[Extracts from a graphics dataset]
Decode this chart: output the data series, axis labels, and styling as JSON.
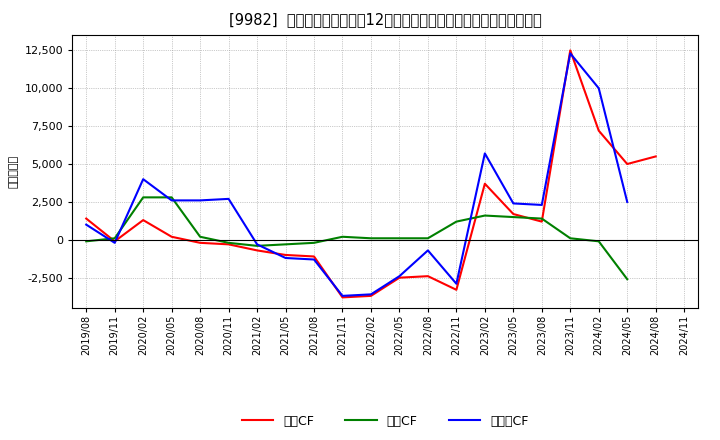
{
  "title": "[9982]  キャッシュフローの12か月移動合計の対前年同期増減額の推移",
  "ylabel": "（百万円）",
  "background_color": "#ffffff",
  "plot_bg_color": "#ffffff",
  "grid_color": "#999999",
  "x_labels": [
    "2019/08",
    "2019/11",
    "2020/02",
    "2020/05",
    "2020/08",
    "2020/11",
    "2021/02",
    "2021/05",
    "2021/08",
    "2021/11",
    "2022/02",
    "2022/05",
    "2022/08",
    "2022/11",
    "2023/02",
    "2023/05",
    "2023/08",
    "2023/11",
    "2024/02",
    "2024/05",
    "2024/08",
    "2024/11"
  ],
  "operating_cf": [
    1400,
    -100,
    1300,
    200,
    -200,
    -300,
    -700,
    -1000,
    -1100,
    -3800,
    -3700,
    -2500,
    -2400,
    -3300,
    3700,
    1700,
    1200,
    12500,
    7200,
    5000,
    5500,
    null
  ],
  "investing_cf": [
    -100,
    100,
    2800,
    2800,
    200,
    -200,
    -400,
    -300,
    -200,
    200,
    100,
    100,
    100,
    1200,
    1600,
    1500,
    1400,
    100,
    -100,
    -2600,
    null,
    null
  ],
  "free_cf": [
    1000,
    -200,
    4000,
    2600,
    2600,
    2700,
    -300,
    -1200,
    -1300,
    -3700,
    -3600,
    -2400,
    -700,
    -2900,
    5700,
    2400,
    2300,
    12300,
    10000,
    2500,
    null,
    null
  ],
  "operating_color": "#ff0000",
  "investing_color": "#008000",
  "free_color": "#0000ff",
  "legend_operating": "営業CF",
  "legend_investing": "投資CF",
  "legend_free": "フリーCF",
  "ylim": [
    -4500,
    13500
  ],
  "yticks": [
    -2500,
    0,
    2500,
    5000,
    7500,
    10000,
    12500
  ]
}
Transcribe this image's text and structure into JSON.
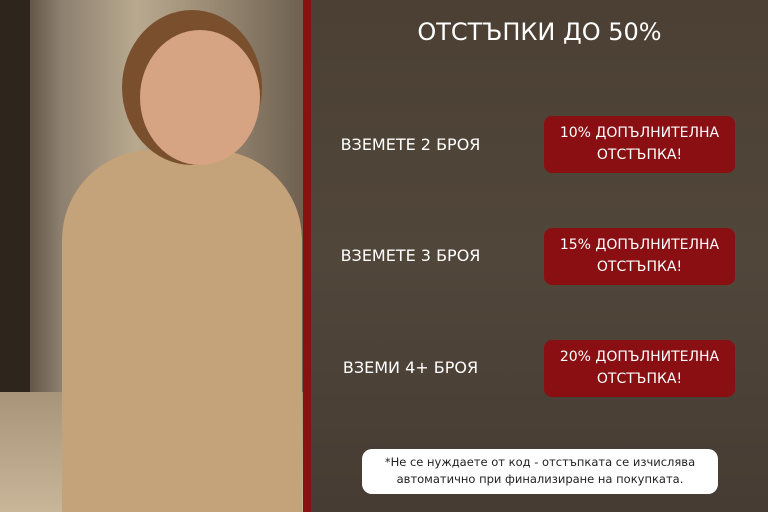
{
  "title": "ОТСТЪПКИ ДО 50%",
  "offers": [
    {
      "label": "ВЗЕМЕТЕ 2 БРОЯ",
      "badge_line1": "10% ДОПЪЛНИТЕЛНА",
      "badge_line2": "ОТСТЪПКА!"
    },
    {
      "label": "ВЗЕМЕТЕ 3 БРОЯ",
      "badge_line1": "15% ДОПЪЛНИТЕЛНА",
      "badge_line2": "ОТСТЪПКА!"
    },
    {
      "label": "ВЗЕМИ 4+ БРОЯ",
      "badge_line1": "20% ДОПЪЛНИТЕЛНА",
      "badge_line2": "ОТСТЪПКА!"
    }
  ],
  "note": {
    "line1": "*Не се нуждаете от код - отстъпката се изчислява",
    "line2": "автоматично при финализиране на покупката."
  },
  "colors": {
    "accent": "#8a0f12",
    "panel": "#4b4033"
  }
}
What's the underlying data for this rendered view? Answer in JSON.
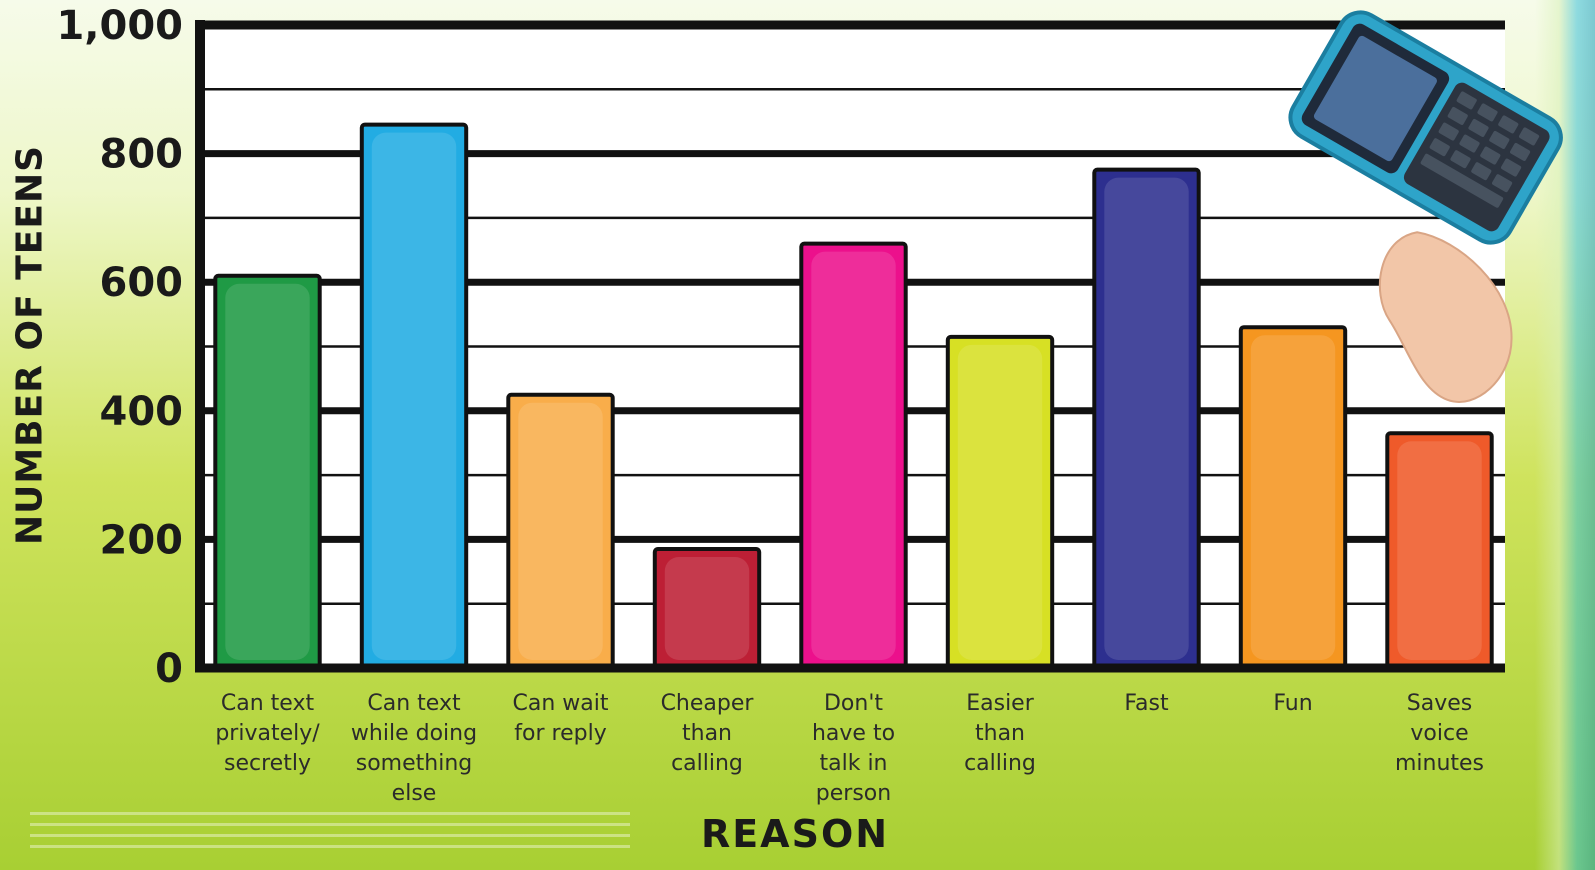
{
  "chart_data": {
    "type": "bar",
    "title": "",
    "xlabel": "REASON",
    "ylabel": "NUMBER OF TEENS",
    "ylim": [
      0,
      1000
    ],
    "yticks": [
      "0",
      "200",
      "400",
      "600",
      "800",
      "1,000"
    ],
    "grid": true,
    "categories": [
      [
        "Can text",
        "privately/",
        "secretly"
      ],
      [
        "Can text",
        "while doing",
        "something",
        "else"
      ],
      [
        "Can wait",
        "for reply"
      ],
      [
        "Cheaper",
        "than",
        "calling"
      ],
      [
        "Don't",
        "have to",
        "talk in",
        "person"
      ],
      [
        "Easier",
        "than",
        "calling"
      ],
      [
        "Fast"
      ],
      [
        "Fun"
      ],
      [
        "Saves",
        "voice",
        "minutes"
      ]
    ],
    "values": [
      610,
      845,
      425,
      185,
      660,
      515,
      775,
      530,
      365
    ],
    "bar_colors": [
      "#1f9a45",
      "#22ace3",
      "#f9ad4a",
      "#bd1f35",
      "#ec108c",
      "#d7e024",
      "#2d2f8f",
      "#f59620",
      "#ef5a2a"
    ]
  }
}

▶ [What you will do]:
Exactly reproduce each record, leaving out any pictures.

▶ [The completed task]:
Decode this chart: output the data series, axis labels, and styling as JSON.
{
  "title": "[9982]  キャッシュフローの12か月移動合計の対前年同期増減額の推移",
  "ylabel": "（百万円）",
  "background_color": "#ffffff",
  "plot_bg_color": "#ffffff",
  "grid_color": "#999999",
  "x_labels": [
    "2019/08",
    "2019/11",
    "2020/02",
    "2020/05",
    "2020/08",
    "2020/11",
    "2021/02",
    "2021/05",
    "2021/08",
    "2021/11",
    "2022/02",
    "2022/05",
    "2022/08",
    "2022/11",
    "2023/02",
    "2023/05",
    "2023/08",
    "2023/11",
    "2024/02",
    "2024/05",
    "2024/08",
    "2024/11"
  ],
  "operating_cf": [
    1400,
    -100,
    1300,
    200,
    -200,
    -300,
    -700,
    -1000,
    -1100,
    -3800,
    -3700,
    -2500,
    -2400,
    -3300,
    3700,
    1700,
    1200,
    12500,
    7200,
    5000,
    5500,
    null
  ],
  "investing_cf": [
    -100,
    100,
    2800,
    2800,
    200,
    -200,
    -400,
    -300,
    -200,
    200,
    100,
    100,
    100,
    1200,
    1600,
    1500,
    1400,
    100,
    -100,
    -2600,
    null,
    null
  ],
  "free_cf": [
    1000,
    -200,
    4000,
    2600,
    2600,
    2700,
    -300,
    -1200,
    -1300,
    -3700,
    -3600,
    -2400,
    -700,
    -2900,
    5700,
    2400,
    2300,
    12300,
    10000,
    2500,
    null,
    null
  ],
  "operating_color": "#ff0000",
  "investing_color": "#008000",
  "free_color": "#0000ff",
  "legend_operating": "営業CF",
  "legend_investing": "投資CF",
  "legend_free": "フリーCF",
  "ylim": [
    -4500,
    13500
  ],
  "yticks": [
    -2500,
    0,
    2500,
    5000,
    7500,
    10000,
    12500
  ]
}
Transcribe this image's text and structure into JSON.
{
  "title": "ОТСТЪПКИ ДО 50%",
  "offers": [
    {
      "label": "ВЗЕМЕТЕ 2 БРОЯ",
      "badge_line1": "10% ДОПЪЛНИТЕЛНА",
      "badge_line2": "ОТСТЪПКА!"
    },
    {
      "label": "ВЗЕМЕТЕ 3 БРОЯ",
      "badge_line1": "15% ДОПЪЛНИТЕЛНА",
      "badge_line2": "ОТСТЪПКА!"
    },
    {
      "label": "ВЗЕМИ 4+ БРОЯ",
      "badge_line1": "20% ДОПЪЛНИТЕЛНА",
      "badge_line2": "ОТСТЪПКА!"
    }
  ],
  "note": {
    "line1": "*Не се нуждаете от код - отстъпката се изчислява",
    "line2": "автоматично при финализиране на покупката."
  },
  "colors": {
    "accent": "#8a0f12",
    "panel": "#4b4033"
  }
}
What's the underlying data for this rendered view? Answer in JSON.
{
  "chart_data": {
    "type": "bar",
    "title": "",
    "xlabel": "REASON",
    "ylabel": "NUMBER OF TEENS",
    "ylim": [
      0,
      1000
    ],
    "yticks": [
      "0",
      "200",
      "400",
      "600",
      "800",
      "1,000"
    ],
    "grid": true,
    "categories": [
      [
        "Can text",
        "privately/",
        "secretly"
      ],
      [
        "Can text",
        "while doing",
        "something",
        "else"
      ],
      [
        "Can wait",
        "for reply"
      ],
      [
        "Cheaper",
        "than",
        "calling"
      ],
      [
        "Don't",
        "have to",
        "talk in",
        "person"
      ],
      [
        "Easier",
        "than",
        "calling"
      ],
      [
        "Fast"
      ],
      [
        "Fun"
      ],
      [
        "Saves",
        "voice",
        "minutes"
      ]
    ],
    "values": [
      610,
      845,
      425,
      185,
      660,
      515,
      775,
      530,
      365
    ],
    "bar_colors": [
      "#1f9a45",
      "#22ace3",
      "#f9ad4a",
      "#bd1f35",
      "#ec108c",
      "#d7e024",
      "#2d2f8f",
      "#f59620",
      "#ef5a2a"
    ]
  }
}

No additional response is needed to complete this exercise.